— DATA FOR THIS EXERCISE —
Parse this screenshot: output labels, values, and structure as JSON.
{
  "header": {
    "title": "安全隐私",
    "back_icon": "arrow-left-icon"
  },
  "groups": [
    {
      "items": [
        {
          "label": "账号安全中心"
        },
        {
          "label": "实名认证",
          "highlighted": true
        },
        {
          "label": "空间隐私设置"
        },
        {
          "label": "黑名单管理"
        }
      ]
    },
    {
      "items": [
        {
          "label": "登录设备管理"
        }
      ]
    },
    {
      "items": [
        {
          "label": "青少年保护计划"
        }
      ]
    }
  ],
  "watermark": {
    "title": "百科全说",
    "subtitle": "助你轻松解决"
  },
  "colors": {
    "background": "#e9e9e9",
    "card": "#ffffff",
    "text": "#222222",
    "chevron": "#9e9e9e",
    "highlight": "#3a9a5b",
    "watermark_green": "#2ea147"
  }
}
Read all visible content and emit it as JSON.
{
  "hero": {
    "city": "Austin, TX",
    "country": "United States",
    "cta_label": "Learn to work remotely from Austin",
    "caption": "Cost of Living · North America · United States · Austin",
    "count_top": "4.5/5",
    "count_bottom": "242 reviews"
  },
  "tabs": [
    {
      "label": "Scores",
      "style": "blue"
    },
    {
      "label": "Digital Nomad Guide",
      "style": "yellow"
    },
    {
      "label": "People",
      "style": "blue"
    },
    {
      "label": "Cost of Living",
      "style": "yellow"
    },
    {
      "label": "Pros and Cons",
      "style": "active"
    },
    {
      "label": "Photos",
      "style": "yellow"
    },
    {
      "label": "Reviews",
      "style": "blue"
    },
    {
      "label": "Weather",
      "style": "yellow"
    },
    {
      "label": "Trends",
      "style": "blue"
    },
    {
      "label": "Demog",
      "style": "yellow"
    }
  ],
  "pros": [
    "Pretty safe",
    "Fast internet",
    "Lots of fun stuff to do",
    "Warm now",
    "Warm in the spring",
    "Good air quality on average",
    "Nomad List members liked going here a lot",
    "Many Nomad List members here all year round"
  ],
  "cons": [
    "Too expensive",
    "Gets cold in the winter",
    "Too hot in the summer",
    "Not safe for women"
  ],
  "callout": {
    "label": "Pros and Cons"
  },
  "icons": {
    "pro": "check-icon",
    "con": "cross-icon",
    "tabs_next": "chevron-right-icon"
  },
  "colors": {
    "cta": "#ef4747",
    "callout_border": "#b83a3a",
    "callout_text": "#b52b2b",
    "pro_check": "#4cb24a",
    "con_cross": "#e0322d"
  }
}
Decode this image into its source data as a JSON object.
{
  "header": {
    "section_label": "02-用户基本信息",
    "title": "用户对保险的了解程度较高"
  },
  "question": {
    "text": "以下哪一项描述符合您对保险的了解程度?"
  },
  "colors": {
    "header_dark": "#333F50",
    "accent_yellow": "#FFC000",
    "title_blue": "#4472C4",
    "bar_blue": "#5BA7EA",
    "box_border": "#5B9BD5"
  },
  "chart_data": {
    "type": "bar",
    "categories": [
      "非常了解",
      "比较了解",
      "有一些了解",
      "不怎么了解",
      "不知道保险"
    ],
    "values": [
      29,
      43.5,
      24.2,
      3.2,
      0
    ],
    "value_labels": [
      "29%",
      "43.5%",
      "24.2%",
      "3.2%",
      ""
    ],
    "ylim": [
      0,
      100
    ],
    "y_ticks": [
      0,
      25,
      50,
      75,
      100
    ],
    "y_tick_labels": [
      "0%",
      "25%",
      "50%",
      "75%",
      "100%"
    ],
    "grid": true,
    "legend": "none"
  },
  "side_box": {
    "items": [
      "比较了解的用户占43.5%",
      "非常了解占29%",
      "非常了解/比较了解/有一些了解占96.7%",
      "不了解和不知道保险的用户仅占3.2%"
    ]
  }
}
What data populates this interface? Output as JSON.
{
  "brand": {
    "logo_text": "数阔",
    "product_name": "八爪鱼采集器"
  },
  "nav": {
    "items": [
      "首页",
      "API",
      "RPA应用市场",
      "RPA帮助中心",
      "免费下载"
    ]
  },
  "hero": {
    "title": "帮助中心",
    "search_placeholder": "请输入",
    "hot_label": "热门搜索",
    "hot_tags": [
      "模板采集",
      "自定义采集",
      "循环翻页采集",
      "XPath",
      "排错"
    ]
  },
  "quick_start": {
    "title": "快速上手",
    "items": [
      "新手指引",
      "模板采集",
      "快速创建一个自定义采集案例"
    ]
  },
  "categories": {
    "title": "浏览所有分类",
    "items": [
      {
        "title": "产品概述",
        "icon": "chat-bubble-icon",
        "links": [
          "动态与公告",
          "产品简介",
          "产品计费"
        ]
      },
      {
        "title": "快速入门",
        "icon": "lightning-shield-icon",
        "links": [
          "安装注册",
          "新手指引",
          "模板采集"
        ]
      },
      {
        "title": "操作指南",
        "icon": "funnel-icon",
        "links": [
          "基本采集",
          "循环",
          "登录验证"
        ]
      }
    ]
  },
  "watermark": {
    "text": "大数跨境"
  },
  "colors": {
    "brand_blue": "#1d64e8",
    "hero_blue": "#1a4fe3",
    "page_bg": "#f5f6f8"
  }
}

— PROBLEM TO SOLVE —
Copy out each line of the records where the string "Living" appears.

— SOLUTION BELOW —
    "caption": "Cost of Living · North America · United States · Austin",
      "label": "Cost of Living",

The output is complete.